(What the task requires)
Emit the entire listing verbatim.
----------------
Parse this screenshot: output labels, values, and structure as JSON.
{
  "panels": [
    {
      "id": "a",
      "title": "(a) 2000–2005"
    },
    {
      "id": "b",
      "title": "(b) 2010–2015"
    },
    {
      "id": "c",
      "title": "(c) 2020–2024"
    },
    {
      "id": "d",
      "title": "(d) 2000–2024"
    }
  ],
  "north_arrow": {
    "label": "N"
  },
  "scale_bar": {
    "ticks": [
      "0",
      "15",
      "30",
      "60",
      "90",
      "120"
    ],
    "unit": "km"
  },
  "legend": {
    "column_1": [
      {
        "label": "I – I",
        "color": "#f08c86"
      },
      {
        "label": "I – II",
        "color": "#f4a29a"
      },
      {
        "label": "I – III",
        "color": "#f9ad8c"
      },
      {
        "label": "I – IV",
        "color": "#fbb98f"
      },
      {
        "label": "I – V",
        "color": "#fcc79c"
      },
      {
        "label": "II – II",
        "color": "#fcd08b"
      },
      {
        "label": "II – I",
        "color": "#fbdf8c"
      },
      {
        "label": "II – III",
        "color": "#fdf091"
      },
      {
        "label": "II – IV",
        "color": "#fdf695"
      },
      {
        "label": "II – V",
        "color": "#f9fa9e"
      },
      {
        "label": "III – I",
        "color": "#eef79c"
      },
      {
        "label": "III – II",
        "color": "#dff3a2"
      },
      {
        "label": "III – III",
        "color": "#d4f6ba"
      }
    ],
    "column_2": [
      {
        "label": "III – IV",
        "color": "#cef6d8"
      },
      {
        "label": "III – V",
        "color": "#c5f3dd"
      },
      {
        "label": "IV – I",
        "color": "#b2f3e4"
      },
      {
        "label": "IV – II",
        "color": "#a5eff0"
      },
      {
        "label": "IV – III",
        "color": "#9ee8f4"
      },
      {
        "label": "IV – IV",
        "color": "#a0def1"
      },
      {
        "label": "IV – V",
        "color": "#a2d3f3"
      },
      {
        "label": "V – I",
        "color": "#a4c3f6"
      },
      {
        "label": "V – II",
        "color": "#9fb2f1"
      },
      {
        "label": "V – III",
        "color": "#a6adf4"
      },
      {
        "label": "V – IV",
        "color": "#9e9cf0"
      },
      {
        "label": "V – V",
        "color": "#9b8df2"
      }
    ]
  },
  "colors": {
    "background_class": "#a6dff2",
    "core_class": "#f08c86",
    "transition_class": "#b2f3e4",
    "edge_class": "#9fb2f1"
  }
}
----------------
(Worked solution)
Parse this screenshot: output labels, values, and structure as JSON.
{
  "panels": [
    {
      "id": "a",
      "title": "(a) 2000–2005"
    },
    {
      "id": "b",
      "title": "(b) 2010–2015"
    },
    {
      "id": "c",
      "title": "(c) 2020–2024"
    },
    {
      "id": "d",
      "title": "(d) 2000–2024"
    }
  ],
  "north_arrow": {
    "label": "N"
  },
  "scale_bar": {
    "ticks": [
      "0",
      "15",
      "30",
      "60",
      "90",
      "120"
    ],
    "unit": "km"
  },
  "legend": {
    "column_1": [
      {
        "label": "I – I",
        "color": "#f08c86"
      },
      {
        "label": "I – II",
        "color": "#f4a29a"
      },
      {
        "label": "I – III",
        "color": "#f9ad8c"
      },
      {
        "label": "I – IV",
        "color": "#fbb98f"
      },
      {
        "label": "I – V",
        "color": "#fcc79c"
      },
      {
        "label": "II – II",
        "color": "#fcd08b"
      },
      {
        "label": "II – I",
        "color": "#fbdf8c"
      },
      {
        "label": "II – III",
        "color": "#fdf091"
      },
      {
        "label": "II – IV",
        "color": "#fdf695"
      },
      {
        "label": "II – V",
        "color": "#f9fa9e"
      },
      {
        "label": "III – I",
        "color": "#eef79c"
      },
      {
        "label": "III – II",
        "color": "#dff3a2"
      },
      {
        "label": "III – III",
        "color": "#d4f6ba"
      }
    ],
    "column_2": [
      {
        "label": "III – IV",
        "color": "#cef6d8"
      },
      {
        "label": "III – V",
        "color": "#c5f3dd"
      },
      {
        "label": "IV – I",
        "color": "#b2f3e4"
      },
      {
        "label": "IV – II",
        "color": "#a5eff0"
      },
      {
        "label": "IV – III",
        "color": "#9ee8f4"
      },
      {
        "label": "IV – IV",
        "color": "#a0def1"
      },
      {
        "label": "IV – V",
        "color": "#a2d3f3"
      },
      {
        "label": "V – I",
        "color": "#a4c3f6"
      },
      {
        "label": "V – II",
        "color": "#9fb2f1"
      },
      {
        "label": "V – III",
        "color": "#a6adf4"
      },
      {
        "label": "V – IV",
        "color": "#9e9cf0"
      },
      {
        "label": "V – V",
        "color": "#9b8df2"
      }
    ]
  },
  "colors": {
    "background_class": "#a6dff2",
    "core_class": "#f08c86",
    "transition_class": "#b2f3e4",
    "edge_class": "#9fb2f1"
  }
}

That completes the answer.